Figure dataset records:
= Beginning of Section =
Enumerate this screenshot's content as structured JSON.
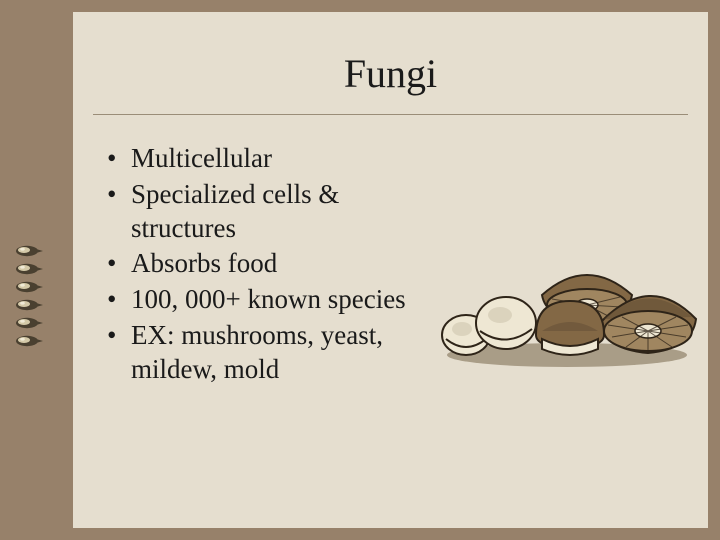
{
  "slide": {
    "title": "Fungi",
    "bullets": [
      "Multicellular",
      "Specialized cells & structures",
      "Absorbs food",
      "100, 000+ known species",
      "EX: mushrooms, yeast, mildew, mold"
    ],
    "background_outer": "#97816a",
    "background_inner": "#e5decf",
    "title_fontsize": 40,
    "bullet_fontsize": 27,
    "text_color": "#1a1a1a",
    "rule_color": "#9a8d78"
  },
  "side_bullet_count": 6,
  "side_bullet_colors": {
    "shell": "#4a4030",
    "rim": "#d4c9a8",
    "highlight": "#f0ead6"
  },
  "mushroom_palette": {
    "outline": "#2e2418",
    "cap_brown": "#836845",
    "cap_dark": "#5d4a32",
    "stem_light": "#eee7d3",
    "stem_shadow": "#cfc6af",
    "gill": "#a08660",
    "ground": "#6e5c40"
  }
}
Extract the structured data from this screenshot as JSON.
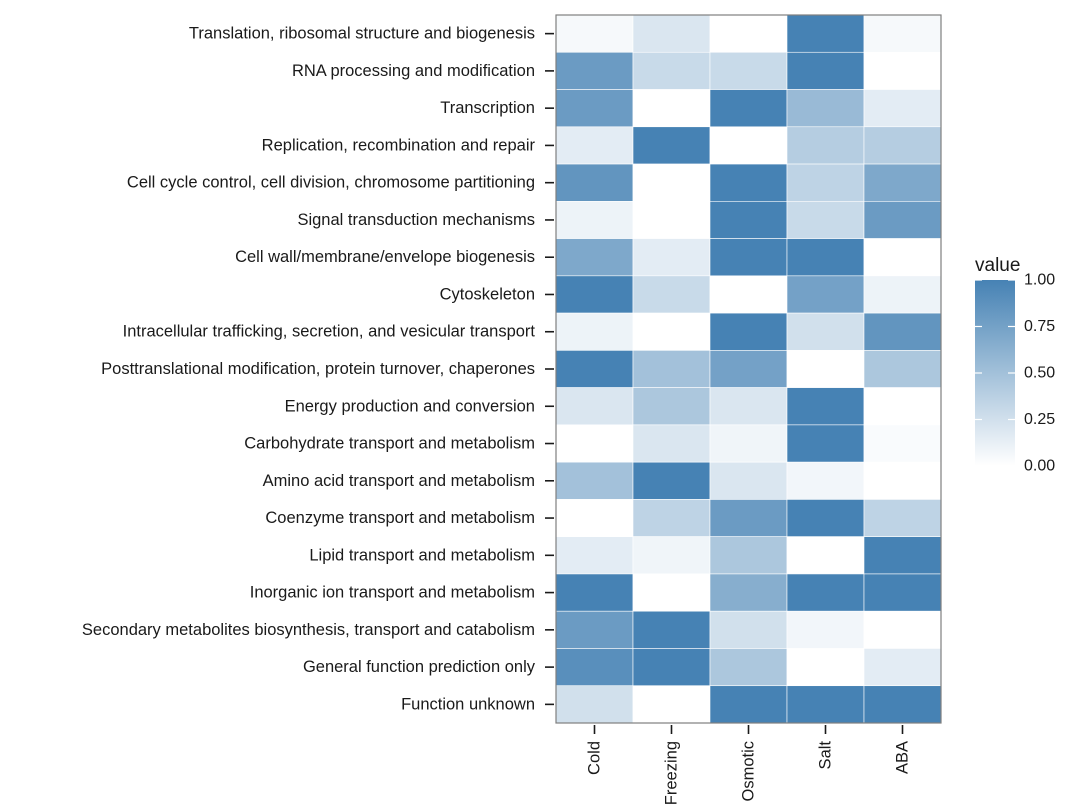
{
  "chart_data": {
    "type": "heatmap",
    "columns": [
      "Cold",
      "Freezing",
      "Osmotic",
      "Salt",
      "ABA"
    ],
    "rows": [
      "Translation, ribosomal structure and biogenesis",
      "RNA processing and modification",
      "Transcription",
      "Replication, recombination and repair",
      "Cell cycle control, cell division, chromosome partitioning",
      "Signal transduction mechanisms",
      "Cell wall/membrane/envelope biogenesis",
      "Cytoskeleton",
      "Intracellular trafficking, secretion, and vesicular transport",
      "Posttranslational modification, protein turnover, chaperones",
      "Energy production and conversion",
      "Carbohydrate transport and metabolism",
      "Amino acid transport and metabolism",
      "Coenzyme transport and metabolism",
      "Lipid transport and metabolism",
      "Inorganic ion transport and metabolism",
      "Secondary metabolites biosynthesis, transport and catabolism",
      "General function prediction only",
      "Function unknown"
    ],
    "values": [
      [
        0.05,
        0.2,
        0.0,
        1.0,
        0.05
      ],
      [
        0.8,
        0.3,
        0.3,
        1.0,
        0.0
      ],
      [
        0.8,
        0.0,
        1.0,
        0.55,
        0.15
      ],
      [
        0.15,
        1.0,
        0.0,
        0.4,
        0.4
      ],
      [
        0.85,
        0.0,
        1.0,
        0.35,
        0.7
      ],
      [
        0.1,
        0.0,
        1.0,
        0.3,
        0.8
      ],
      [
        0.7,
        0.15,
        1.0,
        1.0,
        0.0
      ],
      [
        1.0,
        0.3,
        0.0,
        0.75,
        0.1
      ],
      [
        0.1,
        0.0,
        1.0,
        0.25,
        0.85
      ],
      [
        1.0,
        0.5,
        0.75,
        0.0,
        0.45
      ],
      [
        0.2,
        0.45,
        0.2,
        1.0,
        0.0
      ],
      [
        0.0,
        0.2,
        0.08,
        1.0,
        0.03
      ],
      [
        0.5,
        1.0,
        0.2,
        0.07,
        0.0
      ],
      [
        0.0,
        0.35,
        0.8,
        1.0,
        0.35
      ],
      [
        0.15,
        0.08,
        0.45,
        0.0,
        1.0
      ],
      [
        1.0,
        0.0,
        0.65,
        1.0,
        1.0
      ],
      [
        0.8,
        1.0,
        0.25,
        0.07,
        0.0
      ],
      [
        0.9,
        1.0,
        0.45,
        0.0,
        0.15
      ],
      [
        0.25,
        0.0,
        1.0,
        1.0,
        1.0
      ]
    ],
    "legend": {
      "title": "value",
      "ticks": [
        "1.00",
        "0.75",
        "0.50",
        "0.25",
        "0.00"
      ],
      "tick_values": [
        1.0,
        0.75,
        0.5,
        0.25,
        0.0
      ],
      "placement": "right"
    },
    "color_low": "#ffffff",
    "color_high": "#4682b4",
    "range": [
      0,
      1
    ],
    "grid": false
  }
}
= End of Section =
= Beginning of Section =
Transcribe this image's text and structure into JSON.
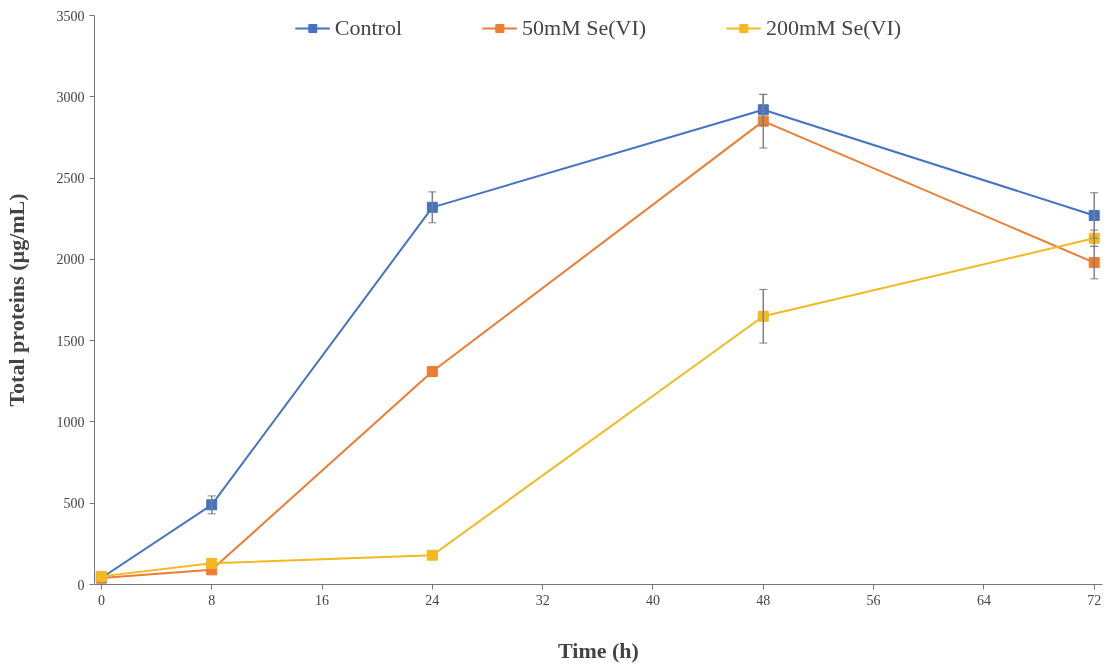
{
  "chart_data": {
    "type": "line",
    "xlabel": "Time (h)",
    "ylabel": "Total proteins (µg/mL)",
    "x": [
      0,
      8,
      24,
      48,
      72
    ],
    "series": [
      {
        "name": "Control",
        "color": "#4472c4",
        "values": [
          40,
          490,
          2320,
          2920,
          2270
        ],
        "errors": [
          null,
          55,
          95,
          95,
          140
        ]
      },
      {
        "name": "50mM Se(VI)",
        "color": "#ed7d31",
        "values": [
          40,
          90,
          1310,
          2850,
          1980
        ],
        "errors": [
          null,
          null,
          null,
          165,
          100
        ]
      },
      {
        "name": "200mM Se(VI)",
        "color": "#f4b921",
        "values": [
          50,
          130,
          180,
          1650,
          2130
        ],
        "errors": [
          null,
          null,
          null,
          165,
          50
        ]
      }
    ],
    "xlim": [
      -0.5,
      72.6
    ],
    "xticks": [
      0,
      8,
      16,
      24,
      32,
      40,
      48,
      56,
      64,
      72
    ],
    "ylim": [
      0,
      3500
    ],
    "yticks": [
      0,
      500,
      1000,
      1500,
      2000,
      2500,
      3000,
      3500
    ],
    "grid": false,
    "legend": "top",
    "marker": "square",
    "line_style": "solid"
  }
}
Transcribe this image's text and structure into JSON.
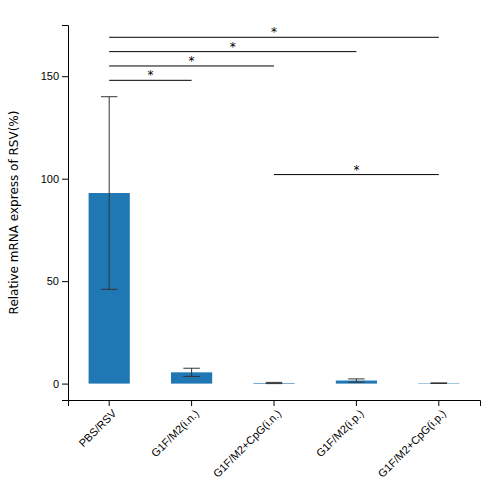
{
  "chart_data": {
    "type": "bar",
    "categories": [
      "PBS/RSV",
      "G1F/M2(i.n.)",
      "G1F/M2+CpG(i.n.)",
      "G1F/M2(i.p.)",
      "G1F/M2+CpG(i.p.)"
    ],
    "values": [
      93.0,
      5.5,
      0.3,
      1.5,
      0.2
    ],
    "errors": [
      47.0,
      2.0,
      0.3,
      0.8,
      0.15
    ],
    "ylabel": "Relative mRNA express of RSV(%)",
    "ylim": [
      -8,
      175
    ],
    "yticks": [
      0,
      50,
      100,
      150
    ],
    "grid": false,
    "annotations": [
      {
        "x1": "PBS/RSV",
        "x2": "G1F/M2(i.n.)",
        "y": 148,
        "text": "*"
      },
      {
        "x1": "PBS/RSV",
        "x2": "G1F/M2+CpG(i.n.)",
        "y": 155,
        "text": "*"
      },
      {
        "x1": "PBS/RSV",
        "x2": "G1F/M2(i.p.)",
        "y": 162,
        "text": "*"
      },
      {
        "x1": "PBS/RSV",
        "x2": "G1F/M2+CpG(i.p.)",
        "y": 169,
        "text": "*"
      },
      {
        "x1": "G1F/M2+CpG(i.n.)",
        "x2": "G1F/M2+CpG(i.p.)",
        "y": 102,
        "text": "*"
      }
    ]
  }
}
= End of Section =
= Beginning of Section =
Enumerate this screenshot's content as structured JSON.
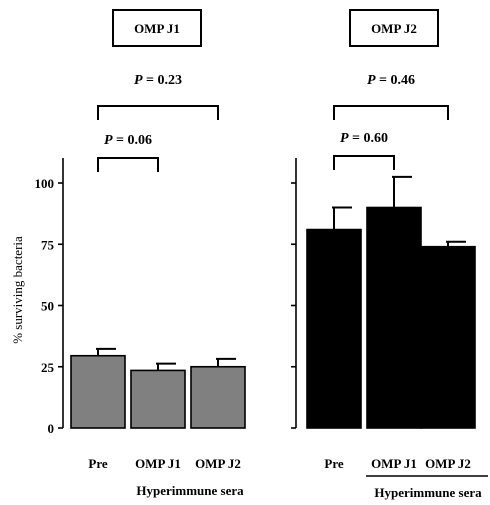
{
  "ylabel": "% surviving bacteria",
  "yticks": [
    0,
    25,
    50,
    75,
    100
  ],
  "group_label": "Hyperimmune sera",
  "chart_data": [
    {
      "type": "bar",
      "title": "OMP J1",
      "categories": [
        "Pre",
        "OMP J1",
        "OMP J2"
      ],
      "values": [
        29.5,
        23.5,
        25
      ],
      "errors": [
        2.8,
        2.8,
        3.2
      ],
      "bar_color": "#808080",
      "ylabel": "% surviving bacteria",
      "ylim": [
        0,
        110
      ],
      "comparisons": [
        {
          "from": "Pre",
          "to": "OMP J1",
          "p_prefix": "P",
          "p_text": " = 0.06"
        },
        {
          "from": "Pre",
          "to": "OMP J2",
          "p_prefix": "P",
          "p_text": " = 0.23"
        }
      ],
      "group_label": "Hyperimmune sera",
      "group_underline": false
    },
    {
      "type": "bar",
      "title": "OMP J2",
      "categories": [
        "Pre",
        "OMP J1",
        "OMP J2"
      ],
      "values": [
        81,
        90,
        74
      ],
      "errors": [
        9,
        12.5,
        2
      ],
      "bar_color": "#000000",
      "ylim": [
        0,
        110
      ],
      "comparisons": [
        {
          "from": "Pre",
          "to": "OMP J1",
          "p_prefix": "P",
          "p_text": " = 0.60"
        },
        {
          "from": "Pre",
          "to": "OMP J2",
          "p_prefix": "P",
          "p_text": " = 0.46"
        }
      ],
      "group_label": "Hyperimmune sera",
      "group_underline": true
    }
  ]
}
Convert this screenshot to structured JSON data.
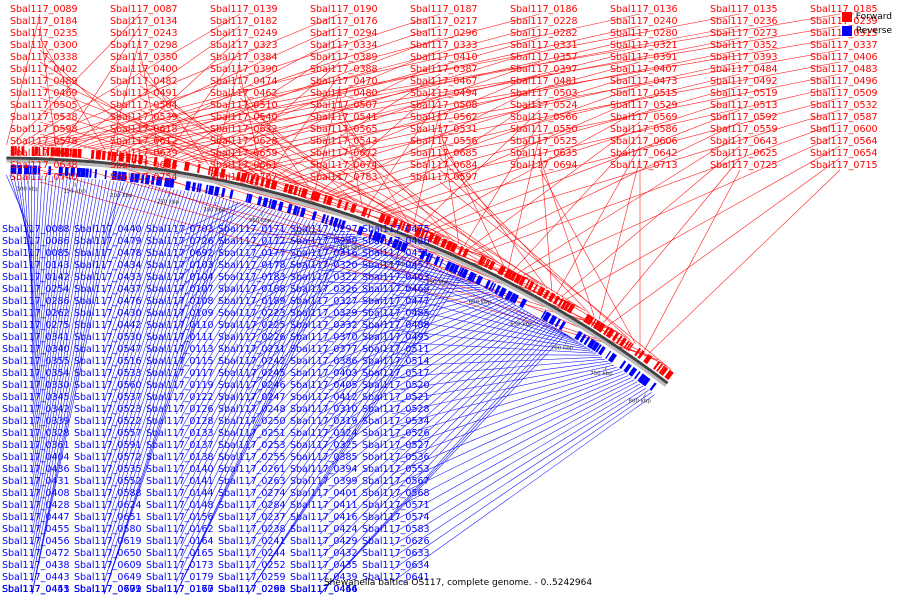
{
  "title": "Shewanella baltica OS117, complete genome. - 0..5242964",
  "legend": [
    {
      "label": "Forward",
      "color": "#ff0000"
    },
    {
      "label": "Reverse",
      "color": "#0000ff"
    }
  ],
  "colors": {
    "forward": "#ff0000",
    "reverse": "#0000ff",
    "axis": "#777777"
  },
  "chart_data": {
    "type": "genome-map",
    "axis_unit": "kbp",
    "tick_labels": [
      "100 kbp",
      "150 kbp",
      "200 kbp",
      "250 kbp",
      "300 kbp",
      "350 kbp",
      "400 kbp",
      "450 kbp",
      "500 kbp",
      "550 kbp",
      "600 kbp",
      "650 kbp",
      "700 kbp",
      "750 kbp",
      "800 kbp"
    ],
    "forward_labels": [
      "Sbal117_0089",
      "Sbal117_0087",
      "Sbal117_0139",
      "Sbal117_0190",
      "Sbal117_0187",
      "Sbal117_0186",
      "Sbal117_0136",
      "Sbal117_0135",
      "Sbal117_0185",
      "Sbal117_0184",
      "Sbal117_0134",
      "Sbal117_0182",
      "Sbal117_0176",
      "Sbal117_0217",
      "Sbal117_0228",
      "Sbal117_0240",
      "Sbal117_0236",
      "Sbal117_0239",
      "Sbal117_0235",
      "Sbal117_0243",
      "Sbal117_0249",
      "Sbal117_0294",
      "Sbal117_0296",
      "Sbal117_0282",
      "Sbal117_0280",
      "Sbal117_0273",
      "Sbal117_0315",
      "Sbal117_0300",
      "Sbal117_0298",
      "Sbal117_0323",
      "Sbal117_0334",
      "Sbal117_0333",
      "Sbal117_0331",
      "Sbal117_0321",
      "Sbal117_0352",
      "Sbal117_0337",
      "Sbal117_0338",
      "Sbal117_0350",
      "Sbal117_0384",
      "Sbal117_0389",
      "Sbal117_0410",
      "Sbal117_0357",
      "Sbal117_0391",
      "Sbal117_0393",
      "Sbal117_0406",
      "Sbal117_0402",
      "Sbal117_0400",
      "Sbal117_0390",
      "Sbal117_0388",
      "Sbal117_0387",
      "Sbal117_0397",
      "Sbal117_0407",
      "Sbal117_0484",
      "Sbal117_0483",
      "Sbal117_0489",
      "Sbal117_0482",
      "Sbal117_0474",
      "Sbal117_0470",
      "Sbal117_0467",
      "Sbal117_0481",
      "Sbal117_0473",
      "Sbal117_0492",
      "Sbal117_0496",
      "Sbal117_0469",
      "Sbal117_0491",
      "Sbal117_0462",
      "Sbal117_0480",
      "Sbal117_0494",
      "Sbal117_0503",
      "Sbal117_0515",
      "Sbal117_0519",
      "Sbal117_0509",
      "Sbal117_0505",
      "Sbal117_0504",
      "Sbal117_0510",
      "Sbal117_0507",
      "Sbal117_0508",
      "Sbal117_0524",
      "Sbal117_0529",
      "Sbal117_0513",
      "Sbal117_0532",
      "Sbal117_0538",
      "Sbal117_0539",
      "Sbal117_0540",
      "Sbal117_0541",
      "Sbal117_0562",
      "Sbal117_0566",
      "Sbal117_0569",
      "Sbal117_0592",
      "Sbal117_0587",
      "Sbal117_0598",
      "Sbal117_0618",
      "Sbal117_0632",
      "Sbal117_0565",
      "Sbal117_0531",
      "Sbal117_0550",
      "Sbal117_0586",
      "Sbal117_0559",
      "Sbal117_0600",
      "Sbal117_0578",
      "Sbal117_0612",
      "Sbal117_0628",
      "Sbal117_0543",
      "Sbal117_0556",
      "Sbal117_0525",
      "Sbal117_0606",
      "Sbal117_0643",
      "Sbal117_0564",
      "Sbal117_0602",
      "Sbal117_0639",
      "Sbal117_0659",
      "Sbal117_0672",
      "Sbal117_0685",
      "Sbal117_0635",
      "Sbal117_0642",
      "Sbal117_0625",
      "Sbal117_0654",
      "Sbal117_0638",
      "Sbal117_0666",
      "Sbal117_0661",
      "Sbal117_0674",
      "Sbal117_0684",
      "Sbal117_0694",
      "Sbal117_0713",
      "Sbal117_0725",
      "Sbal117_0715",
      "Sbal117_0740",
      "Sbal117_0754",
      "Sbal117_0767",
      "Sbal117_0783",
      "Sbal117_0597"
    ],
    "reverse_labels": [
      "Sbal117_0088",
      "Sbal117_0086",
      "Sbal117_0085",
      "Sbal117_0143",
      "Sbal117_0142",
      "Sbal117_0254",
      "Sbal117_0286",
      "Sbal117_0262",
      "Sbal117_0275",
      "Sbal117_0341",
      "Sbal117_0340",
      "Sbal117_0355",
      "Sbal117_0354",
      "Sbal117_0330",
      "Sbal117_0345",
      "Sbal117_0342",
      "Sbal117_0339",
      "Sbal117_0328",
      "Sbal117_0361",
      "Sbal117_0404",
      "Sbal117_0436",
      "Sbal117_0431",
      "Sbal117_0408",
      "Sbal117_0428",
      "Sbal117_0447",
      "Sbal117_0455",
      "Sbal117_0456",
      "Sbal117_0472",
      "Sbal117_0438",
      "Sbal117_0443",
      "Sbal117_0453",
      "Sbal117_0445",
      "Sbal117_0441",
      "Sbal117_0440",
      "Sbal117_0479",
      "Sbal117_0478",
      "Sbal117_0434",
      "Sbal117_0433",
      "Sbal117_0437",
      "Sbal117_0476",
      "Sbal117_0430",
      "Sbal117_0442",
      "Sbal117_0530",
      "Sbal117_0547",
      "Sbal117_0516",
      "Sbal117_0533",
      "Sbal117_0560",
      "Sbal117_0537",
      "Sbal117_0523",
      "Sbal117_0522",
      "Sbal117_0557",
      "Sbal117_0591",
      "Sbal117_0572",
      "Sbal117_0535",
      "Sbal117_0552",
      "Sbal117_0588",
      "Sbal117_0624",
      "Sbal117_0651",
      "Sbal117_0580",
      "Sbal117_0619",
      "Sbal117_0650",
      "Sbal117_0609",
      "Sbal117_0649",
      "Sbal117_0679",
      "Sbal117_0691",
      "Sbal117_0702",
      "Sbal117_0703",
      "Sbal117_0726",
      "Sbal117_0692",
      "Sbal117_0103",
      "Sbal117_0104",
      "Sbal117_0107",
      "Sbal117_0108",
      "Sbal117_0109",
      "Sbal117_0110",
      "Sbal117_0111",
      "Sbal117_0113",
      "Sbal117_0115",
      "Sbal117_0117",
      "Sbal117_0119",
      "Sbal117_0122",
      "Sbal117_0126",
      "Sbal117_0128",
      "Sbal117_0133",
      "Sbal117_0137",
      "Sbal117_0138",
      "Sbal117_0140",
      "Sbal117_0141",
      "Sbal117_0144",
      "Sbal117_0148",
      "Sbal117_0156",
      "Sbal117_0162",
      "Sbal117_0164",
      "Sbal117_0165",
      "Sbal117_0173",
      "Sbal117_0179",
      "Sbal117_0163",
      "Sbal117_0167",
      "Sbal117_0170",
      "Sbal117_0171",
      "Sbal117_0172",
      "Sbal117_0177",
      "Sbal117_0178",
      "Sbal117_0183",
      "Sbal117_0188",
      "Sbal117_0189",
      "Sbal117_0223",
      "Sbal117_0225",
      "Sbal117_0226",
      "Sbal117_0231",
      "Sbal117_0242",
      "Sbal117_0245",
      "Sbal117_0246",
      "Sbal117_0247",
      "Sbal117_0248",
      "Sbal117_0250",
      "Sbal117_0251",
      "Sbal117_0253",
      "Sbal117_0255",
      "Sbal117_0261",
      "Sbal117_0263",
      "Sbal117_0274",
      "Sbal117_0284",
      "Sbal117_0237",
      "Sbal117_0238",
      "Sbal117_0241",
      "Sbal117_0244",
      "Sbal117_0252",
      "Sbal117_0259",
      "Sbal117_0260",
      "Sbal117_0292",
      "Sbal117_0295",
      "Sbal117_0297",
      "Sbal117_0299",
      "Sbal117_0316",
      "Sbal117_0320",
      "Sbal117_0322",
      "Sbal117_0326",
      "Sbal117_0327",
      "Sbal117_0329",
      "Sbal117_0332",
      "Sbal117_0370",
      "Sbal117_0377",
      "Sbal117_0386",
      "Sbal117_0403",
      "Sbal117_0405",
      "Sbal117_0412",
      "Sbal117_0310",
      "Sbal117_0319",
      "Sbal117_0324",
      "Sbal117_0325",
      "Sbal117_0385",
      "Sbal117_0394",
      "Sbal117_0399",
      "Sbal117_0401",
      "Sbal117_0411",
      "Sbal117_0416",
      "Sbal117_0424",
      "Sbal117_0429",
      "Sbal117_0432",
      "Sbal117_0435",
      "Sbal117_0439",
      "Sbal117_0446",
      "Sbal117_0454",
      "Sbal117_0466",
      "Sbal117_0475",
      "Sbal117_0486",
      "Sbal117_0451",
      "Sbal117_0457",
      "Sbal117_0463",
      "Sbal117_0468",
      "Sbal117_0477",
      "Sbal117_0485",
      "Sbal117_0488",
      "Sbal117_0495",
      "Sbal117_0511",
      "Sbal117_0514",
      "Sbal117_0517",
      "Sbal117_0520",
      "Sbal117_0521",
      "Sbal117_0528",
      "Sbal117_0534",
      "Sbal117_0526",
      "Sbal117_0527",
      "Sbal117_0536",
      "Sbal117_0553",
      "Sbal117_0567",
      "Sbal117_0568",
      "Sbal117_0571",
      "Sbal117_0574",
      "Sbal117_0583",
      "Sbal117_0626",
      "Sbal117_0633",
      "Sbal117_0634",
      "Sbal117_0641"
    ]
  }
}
= End of Section =
- [Exercise directions] Go through the entries. Report every line that contains the word "structured".

- [Exercise answer]
Enumerate this screenshot's content as structured JSON.
Extract the structured data from this screenshot as JSON.
Enumerate this screenshot's content as structured JSON.
Convert this screenshot to structured JSON data.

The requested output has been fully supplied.